> [Material supplied]:

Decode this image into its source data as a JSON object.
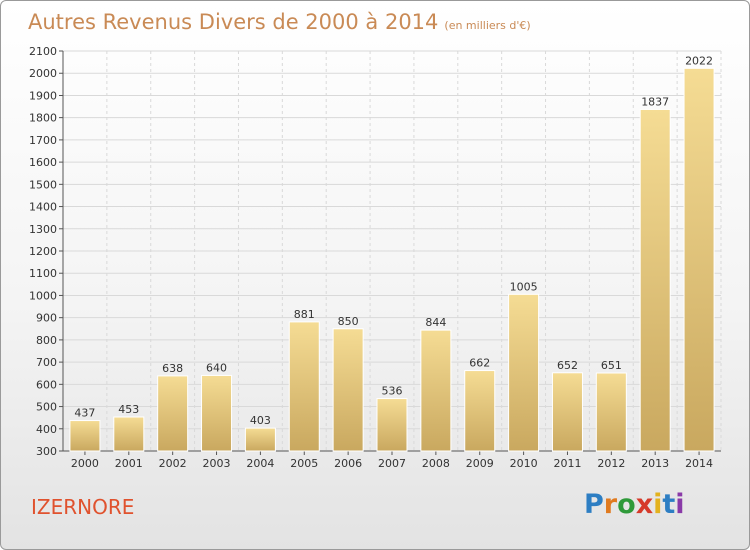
{
  "header": {
    "title": "Autres Revenus Divers de 2000 à 2014",
    "unit": "(en milliers d'€)"
  },
  "location": "IZERNORE",
  "brand": {
    "letters": [
      "P",
      "r",
      "o",
      "x",
      "i",
      "t",
      "i"
    ]
  },
  "colors": {
    "bar_light": "#f5dc94",
    "bar_dark": "#c9a85f",
    "title": "#c98a55",
    "city": "#e0522e"
  },
  "chart_data": {
    "type": "bar",
    "title": "Autres Revenus Divers de 2000 à 2014",
    "subtitle": "(en milliers d'€)",
    "categories": [
      "2000",
      "2001",
      "2002",
      "2003",
      "2004",
      "2005",
      "2006",
      "2007",
      "2008",
      "2009",
      "2010",
      "2011",
      "2012",
      "2013",
      "2014"
    ],
    "values": [
      437,
      453,
      638,
      640,
      403,
      881,
      850,
      536,
      844,
      662,
      1005,
      652,
      651,
      1837,
      2022
    ],
    "ylim": [
      300,
      2100
    ],
    "yticks": [
      300,
      400,
      500,
      600,
      700,
      800,
      900,
      1000,
      1100,
      1200,
      1300,
      1400,
      1500,
      1600,
      1700,
      1800,
      1900,
      2000,
      2100
    ],
    "grid": true,
    "data_labels": true
  }
}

> [What you need to do]:
Leave the images out, please, and restate each line word for word.

> [Worked answer]:
Decode this image into its source data as a JSON object.
{
  "header": {
    "title": "Autres Revenus Divers de 2000 à 2014",
    "unit": "(en milliers d'€)"
  },
  "location": "IZERNORE",
  "brand": {
    "letters": [
      "P",
      "r",
      "o",
      "x",
      "i",
      "t",
      "i"
    ]
  },
  "colors": {
    "bar_light": "#f5dc94",
    "bar_dark": "#c9a85f",
    "title": "#c98a55",
    "city": "#e0522e"
  },
  "chart_data": {
    "type": "bar",
    "title": "Autres Revenus Divers de 2000 à 2014",
    "subtitle": "(en milliers d'€)",
    "categories": [
      "2000",
      "2001",
      "2002",
      "2003",
      "2004",
      "2005",
      "2006",
      "2007",
      "2008",
      "2009",
      "2010",
      "2011",
      "2012",
      "2013",
      "2014"
    ],
    "values": [
      437,
      453,
      638,
      640,
      403,
      881,
      850,
      536,
      844,
      662,
      1005,
      652,
      651,
      1837,
      2022
    ],
    "ylim": [
      300,
      2100
    ],
    "yticks": [
      300,
      400,
      500,
      600,
      700,
      800,
      900,
      1000,
      1100,
      1200,
      1300,
      1400,
      1500,
      1600,
      1700,
      1800,
      1900,
      2000,
      2100
    ],
    "grid": true,
    "data_labels": true
  }
}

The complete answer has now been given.